:: WHAT IS EXPECTED ::
Your task is to extract every entry that follows word for word while excluding the pictures.
** START OF INFORMATION GIVEN **
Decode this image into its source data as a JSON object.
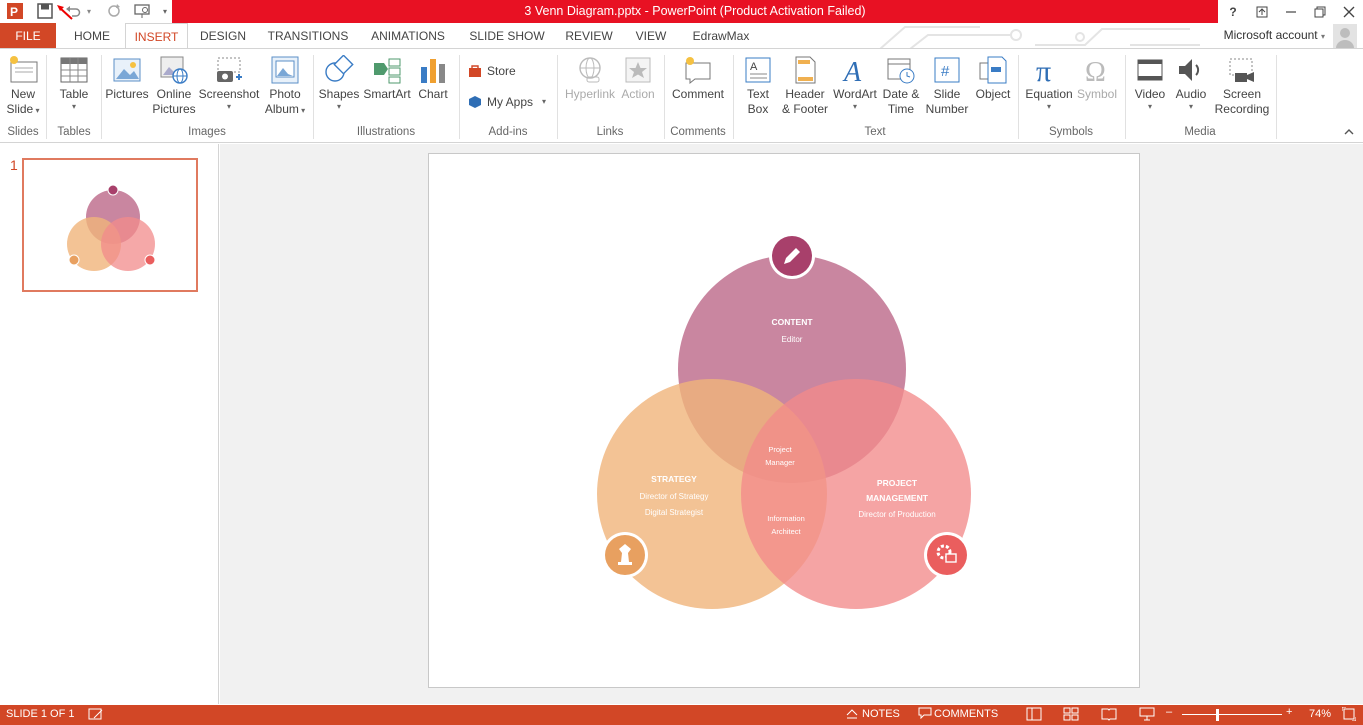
{
  "window": {
    "title": "3 Venn Diagram.pptx - PowerPoint (Product Activation Failed)",
    "help": "?",
    "controls": [
      "restore-ribbon",
      "minimize",
      "restore",
      "close"
    ]
  },
  "tabs": [
    "FILE",
    "HOME",
    "INSERT",
    "DESIGN",
    "TRANSITIONS",
    "ANIMATIONS",
    "SLIDE SHOW",
    "REVIEW",
    "VIEW",
    "EdrawMax"
  ],
  "active_tab": "INSERT",
  "account": "Microsoft account",
  "ribbon": {
    "slides": {
      "new_slide": [
        "New",
        "Slide"
      ],
      "group": "Slides"
    },
    "tables": {
      "table": "Table",
      "group": "Tables"
    },
    "images": {
      "pictures": "Pictures",
      "online_pictures": [
        "Online",
        "Pictures"
      ],
      "screenshot": "Screenshot",
      "photo_album": [
        "Photo",
        "Album"
      ],
      "group": "Images"
    },
    "illustrations": {
      "shapes": "Shapes",
      "smartart": "SmartArt",
      "chart": "Chart",
      "group": "Illustrations"
    },
    "addins": {
      "store": "Store",
      "my_apps": "My Apps",
      "group": "Add-ins"
    },
    "links": {
      "hyperlink": "Hyperlink",
      "action": "Action",
      "group": "Links"
    },
    "comments": {
      "comment": "Comment",
      "group": "Comments"
    },
    "text": {
      "text_box": [
        "Text",
        "Box"
      ],
      "header_footer": [
        "Header",
        "& Footer"
      ],
      "wordart": "WordArt",
      "date_time": [
        "Date &",
        "Time"
      ],
      "slide_number": [
        "Slide",
        "Number"
      ],
      "object": "Object",
      "group": "Text"
    },
    "symbols": {
      "equation": "Equation",
      "symbol": "Symbol",
      "group": "Symbols"
    },
    "media": {
      "video": "Video",
      "audio": "Audio",
      "screen_recording": [
        "Screen",
        "Recording"
      ],
      "group": "Media"
    }
  },
  "thumbnail": {
    "number": "1"
  },
  "slide": {
    "content": {
      "title": "CONTENT",
      "sub": "Editor",
      "color": "#c0718f"
    },
    "strategy": {
      "title": "STRATEGY",
      "sub1": "Director of Strategy",
      "sub2": "Digital Strategist",
      "color": "#f0b47a"
    },
    "project": {
      "title1": "PROJECT",
      "title2": "MANAGEMENT",
      "sub": "Director of Production",
      "color": "#f28b8b"
    },
    "overlap_top": [
      "Project",
      "Manager"
    ],
    "overlap_bottom": [
      "Information",
      "Architect"
    ]
  },
  "status": {
    "slide_info": "SLIDE 1 OF 1",
    "notes": "NOTES",
    "comments": "COMMENTS",
    "zoom": "74%"
  },
  "colors": {
    "accent": "#d24726",
    "title_red": "#e81123"
  }
}
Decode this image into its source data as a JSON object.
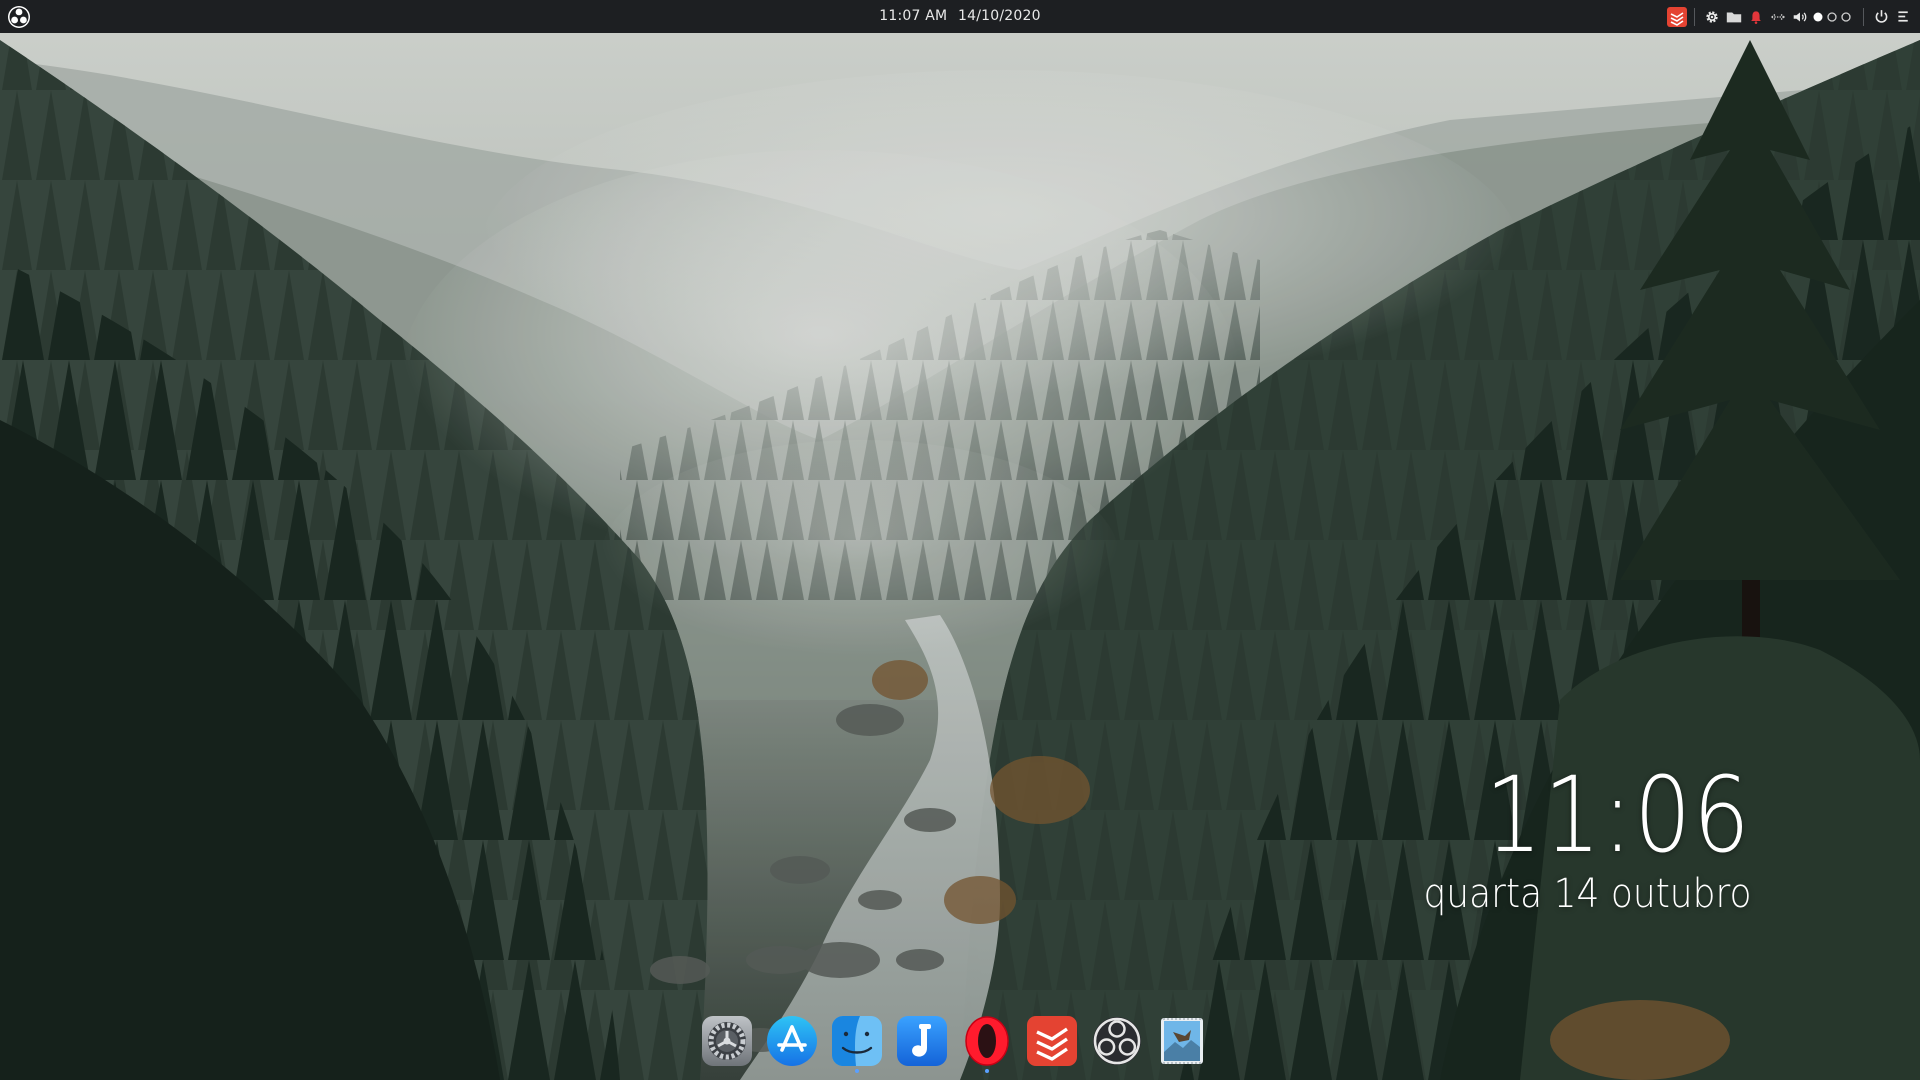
{
  "panel": {
    "time": "11:07 AM",
    "date": "14/10/2020"
  },
  "tray_icons": [
    "todoist-icon",
    "settings-gear-icon",
    "folder-icon",
    "notification-bell-icon",
    "network-icon",
    "volume-icon",
    "workspace-indicator-icon",
    "power-icon",
    "menu-icon"
  ],
  "widget": {
    "time": "11:06",
    "date": "quarta 14 outubro"
  },
  "dock": {
    "items": [
      {
        "name": "system-preferences-icon",
        "running": false
      },
      {
        "name": "app-store-icon",
        "running": false
      },
      {
        "name": "finder-icon",
        "running": true
      },
      {
        "name": "music-player-icon",
        "running": false
      },
      {
        "name": "opera-browser-icon",
        "running": true
      },
      {
        "name": "todoist-icon",
        "running": false
      },
      {
        "name": "obs-studio-icon",
        "running": false
      },
      {
        "name": "image-viewer-icon",
        "running": false
      }
    ]
  },
  "colors": {
    "panel_bg": "#1d1f22",
    "accent_red": "#e44332",
    "running_indicator": "#5aa0ff"
  }
}
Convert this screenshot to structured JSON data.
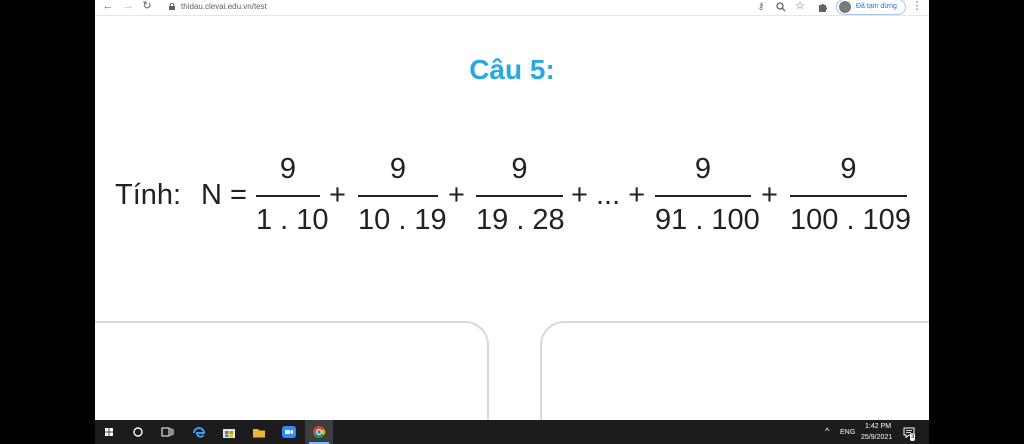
{
  "browser": {
    "url": "thidau.clevai.edu.vn/test",
    "profile_label": "Đã tạm dừng"
  },
  "page": {
    "title": "Câu 5:",
    "formula": {
      "label": "Tính:",
      "lhs": "N =",
      "fractions": [
        {
          "num": "9",
          "den": "1 . 10"
        },
        {
          "num": "9",
          "den": "10 . 19"
        },
        {
          "num": "9",
          "den": "19 . 28"
        },
        {
          "num": "9",
          "den": "91 . 100"
        },
        {
          "num": "9",
          "den": "100 . 109"
        }
      ],
      "operators": [
        "+",
        "+",
        "+ ... +",
        "+"
      ]
    }
  },
  "taskbar": {
    "language": "ENG",
    "time": "1:42 PM",
    "date": "25/9/2021",
    "notification_count": "3"
  },
  "colors": {
    "title": "#29a8e0",
    "profile": "#1a73e8",
    "taskbar": "#1c1c1c"
  }
}
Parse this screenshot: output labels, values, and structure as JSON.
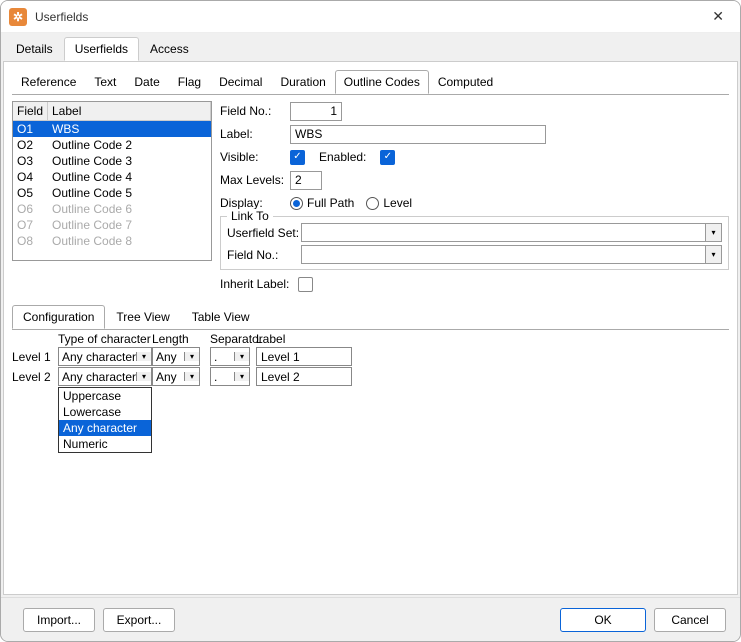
{
  "window": {
    "title": "Userfields"
  },
  "outer_tabs": [
    "Details",
    "Userfields",
    "Access"
  ],
  "outer_active": 1,
  "inner_tabs": [
    "Reference",
    "Text",
    "Date",
    "Flag",
    "Decimal",
    "Duration",
    "Outline Codes",
    "Computed"
  ],
  "inner_active": 6,
  "field_list": {
    "headers": {
      "field": "Field",
      "label": "Label"
    },
    "rows": [
      {
        "field": "O1",
        "label": "WBS",
        "selected": true,
        "enabled": true
      },
      {
        "field": "O2",
        "label": "Outline Code 2",
        "selected": false,
        "enabled": true
      },
      {
        "field": "O3",
        "label": "Outline Code 3",
        "selected": false,
        "enabled": true
      },
      {
        "field": "O4",
        "label": "Outline Code 4",
        "selected": false,
        "enabled": true
      },
      {
        "field": "O5",
        "label": "Outline Code 5",
        "selected": false,
        "enabled": true
      },
      {
        "field": "O6",
        "label": "Outline Code 6",
        "selected": false,
        "enabled": false
      },
      {
        "field": "O7",
        "label": "Outline Code 7",
        "selected": false,
        "enabled": false
      },
      {
        "field": "O8",
        "label": "Outline Code 8",
        "selected": false,
        "enabled": false
      }
    ]
  },
  "props": {
    "field_no_label": "Field No.:",
    "field_no_value": "1",
    "label_label": "Label:",
    "label_value": "WBS",
    "visible_label": "Visible:",
    "visible_checked": true,
    "enabled_label": "Enabled:",
    "enabled_checked": true,
    "max_levels_label": "Max Levels:",
    "max_levels_value": "2",
    "display_label": "Display:",
    "full_path_label": "Full Path",
    "level_label": "Level",
    "display_selected": "full_path"
  },
  "link_to": {
    "legend": "Link To",
    "userfield_set_label": "Userfield Set:",
    "userfield_set_value": "",
    "field_no_label": "Field No.:",
    "field_no_value": "",
    "inherit_label_label": "Inherit Label:",
    "inherit_checked": false
  },
  "conf_tabs": [
    "Configuration",
    "Tree View",
    "Table View"
  ],
  "conf_active": 0,
  "grid": {
    "headers": {
      "type": "Type of character",
      "length": "Length",
      "separator": "Separator",
      "label": "Label"
    },
    "rows": [
      {
        "level_name": "Level 1",
        "type": "Any character",
        "length": "Any",
        "separator": ".",
        "label": "Level 1"
      },
      {
        "level_name": "Level 2",
        "type": "Any character",
        "length": "Any",
        "separator": ".",
        "label": "Level 2"
      }
    ],
    "dropdown_options": [
      "Uppercase",
      "Lowercase",
      "Any character",
      "Numeric"
    ],
    "dropdown_selected": 2
  },
  "footer": {
    "import": "Import...",
    "export": "Export...",
    "ok": "OK",
    "cancel": "Cancel"
  }
}
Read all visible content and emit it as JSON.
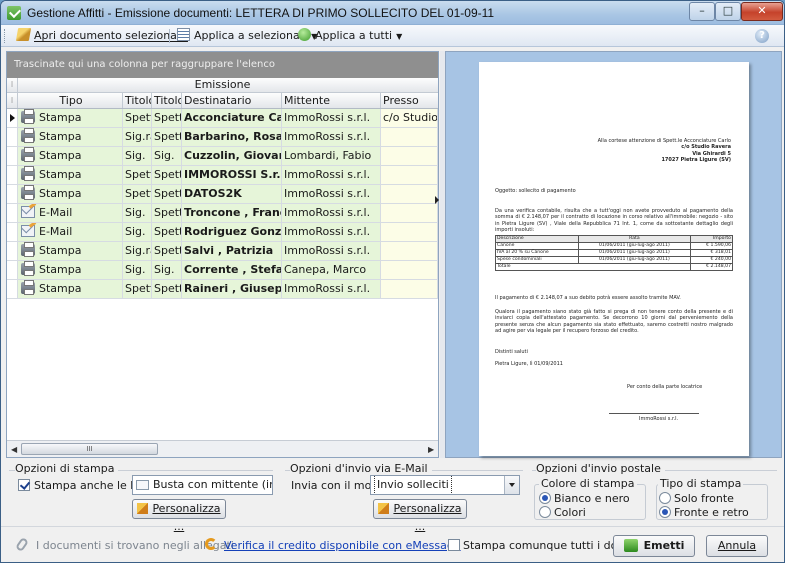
** END OF INFORMATION GIVEN **
:: REPLY ::
Decode this image into its source data as a JSON object.
{
  "window": {
    "title": "3 Venn Diagram.pptx - PowerPoint (Product Activation Failed)",
    "help": "?",
    "controls": [
      "restore-ribbon",
      "minimize",
      "restore",
      "close"
    ]
  },
  "tabs": [
    "FILE",
    "HOME",
    "INSERT",
    "DESIGN",
    "TRANSITIONS",
    "ANIMATIONS",
    "SLIDE SHOW",
    "REVIEW",
    "VIEW",
    "EdrawMax"
  ],
  "active_tab": "INSERT",
  "account": "Microsoft account",
  "ribbon": {
    "slides": {
      "new_slide": [
        "New",
        "Slide"
      ],
      "group": "Slides"
    },
    "tables": {
      "table": "Table",
      "group": "Tables"
    },
    "images": {
      "pictures": "Pictures",
      "online_pictures": [
        "Online",
        "Pictures"
      ],
      "screenshot": "Screenshot",
      "photo_album": [
        "Photo",
        "Album"
      ],
      "group": "Images"
    },
    "illustrations": {
      "shapes": "Shapes",
      "smartart": "SmartArt",
      "chart": "Chart",
      "group": "Illustrations"
    },
    "addins": {
      "store": "Store",
      "my_apps": "My Apps",
      "group": "Add-ins"
    },
    "links": {
      "hyperlink": "Hyperlink",
      "action": "Action",
      "group": "Links"
    },
    "comments": {
      "comment": "Comment",
      "group": "Comments"
    },
    "text": {
      "text_box": [
        "Text",
        "Box"
      ],
      "header_footer": [
        "Header",
        "& Footer"
      ],
      "wordart": "WordArt",
      "date_time": [
        "Date &",
        "Time"
      ],
      "slide_number": [
        "Slide",
        "Number"
      ],
      "object": "Object",
      "group": "Text"
    },
    "symbols": {
      "equation": "Equation",
      "symbol": "Symbol",
      "group": "Symbols"
    },
    "media": {
      "video": "Video",
      "audio": "Audio",
      "screen_recording": [
        "Screen",
        "Recording"
      ],
      "group": "Media"
    }
  },
  "thumbnail": {
    "number": "1"
  },
  "slide": {
    "content": {
      "title": "CONTENT",
      "sub": "Editor",
      "color": "#c0718f"
    },
    "strategy": {
      "title": "STRATEGY",
      "sub1": "Director of Strategy",
      "sub2": "Digital Strategist",
      "color": "#f0b47a"
    },
    "project": {
      "title1": "PROJECT",
      "title2": "MANAGEMENT",
      "sub": "Director of Production",
      "color": "#f28b8b"
    },
    "overlap_top": [
      "Project",
      "Manager"
    ],
    "overlap_bottom": [
      "Information",
      "Architect"
    ]
  },
  "status": {
    "slide_info": "SLIDE 1 OF 1",
    "notes": "NOTES",
    "comments": "COMMENTS",
    "zoom": "74%"
  },
  "colors": {
    "accent": "#d24726",
    "title_red": "#e81123"
  }
}
Decode this image into its source data as a JSON object.
{
  "panel": {
    "time": "11:07 AM",
    "date": "14/10/2020"
  },
  "tray_icons": [
    "todoist-icon",
    "settings-gear-icon",
    "folder-icon",
    "notification-bell-icon",
    "network-icon",
    "volume-icon",
    "workspace-indicator-icon",
    "power-icon",
    "menu-icon"
  ],
  "widget": {
    "time": "11:06",
    "date": "quarta 14 outubro"
  },
  "dock": {
    "items": [
      {
        "name": "system-preferences-icon",
        "running": false
      },
      {
        "name": "app-store-icon",
        "running": false
      },
      {
        "name": "finder-icon",
        "running": true
      },
      {
        "name": "music-player-icon",
        "running": false
      },
      {
        "name": "opera-browser-icon",
        "running": true
      },
      {
        "name": "todoist-icon",
        "running": false
      },
      {
        "name": "obs-studio-icon",
        "running": false
      },
      {
        "name": "image-viewer-icon",
        "running": false
      }
    ]
  },
  "colors": {
    "panel_bg": "#1d1f22",
    "accent_red": "#e44332",
    "running_indicator": "#5aa0ff"
  }
}
Convert this screenshot to structured JSON data.
{
  "browser": {
    "url": "thidau.clevai.edu.vn/test",
    "profile_label": "Đã tạm dừng"
  },
  "page": {
    "title": "Câu 5:",
    "formula": {
      "label": "Tính:",
      "lhs": "N =",
      "fractions": [
        {
          "num": "9",
          "den": "1 . 10"
        },
        {
          "num": "9",
          "den": "10 . 19"
        },
        {
          "num": "9",
          "den": "19 . 28"
        },
        {
          "num": "9",
          "den": "91 . 100"
        },
        {
          "num": "9",
          "den": "100 . 109"
        }
      ],
      "operators": [
        "+",
        "+",
        "+ ... +",
        "+"
      ]
    }
  },
  "taskbar": {
    "language": "ENG",
    "time": "1:42 PM",
    "date": "25/9/2021",
    "notification_count": "3"
  },
  "colors": {
    "title": "#29a8e0",
    "profile": "#1a73e8",
    "taskbar": "#1c1c1c"
  }
}
Parse this screenshot: output labels, values, and structure as JSON.
{
  "window": {
    "title": "Userfields"
  },
  "outer_tabs": [
    "Details",
    "Userfields",
    "Access"
  ],
  "outer_active": 1,
  "inner_tabs": [
    "Reference",
    "Text",
    "Date",
    "Flag",
    "Decimal",
    "Duration",
    "Outline Codes",
    "Computed"
  ],
  "inner_active": 6,
  "field_list": {
    "headers": {
      "field": "Field",
      "label": "Label"
    },
    "rows": [
      {
        "field": "O1",
        "label": "WBS",
        "selected": true,
        "enabled": true
      },
      {
        "field": "O2",
        "label": "Outline Code 2",
        "selected": false,
        "enabled": true
      },
      {
        "field": "O3",
        "label": "Outline Code 3",
        "selected": false,
        "enabled": true
      },
      {
        "field": "O4",
        "label": "Outline Code 4",
        "selected": false,
        "enabled": true
      },
      {
        "field": "O5",
        "label": "Outline Code 5",
        "selected": false,
        "enabled": true
      },
      {
        "field": "O6",
        "label": "Outline Code 6",
        "selected": false,
        "enabled": false
      },
      {
        "field": "O7",
        "label": "Outline Code 7",
        "selected": false,
        "enabled": false
      },
      {
        "field": "O8",
        "label": "Outline Code 8",
        "selected": false,
        "enabled": false
      }
    ]
  },
  "props": {
    "field_no_label": "Field No.:",
    "field_no_value": "1",
    "label_label": "Label:",
    "label_value": "WBS",
    "visible_label": "Visible:",
    "visible_checked": true,
    "enabled_label": "Enabled:",
    "enabled_checked": true,
    "max_levels_label": "Max Levels:",
    "max_levels_value": "2",
    "display_label": "Display:",
    "full_path_label": "Full Path",
    "level_label": "Level",
    "display_selected": "full_path"
  },
  "link_to": {
    "legend": "Link To",
    "userfield_set_label": "Userfield Set:",
    "userfield_set_value": "",
    "field_no_label": "Field No.:",
    "field_no_value": "",
    "inherit_label_label": "Inherit Label:",
    "inherit_checked": false
  },
  "conf_tabs": [
    "Configuration",
    "Tree View",
    "Table View"
  ],
  "conf_active": 0,
  "grid": {
    "headers": {
      "type": "Type of character",
      "length": "Length",
      "separator": "Separator",
      "label": "Label"
    },
    "rows": [
      {
        "level_name": "Level 1",
        "type": "Any character",
        "length": "Any",
        "separator": ".",
        "label": "Level 1"
      },
      {
        "level_name": "Level 2",
        "type": "Any character",
        "length": "Any",
        "separator": ".",
        "label": "Level 2"
      }
    ],
    "dropdown_options": [
      "Uppercase",
      "Lowercase",
      "Any character",
      "Numeric"
    ],
    "dropdown_selected": 2
  },
  "footer": {
    "import": "Import...",
    "export": "Export...",
    "ok": "OK",
    "cancel": "Cancel"
  }
}
Read all visible content and emit it as JSON.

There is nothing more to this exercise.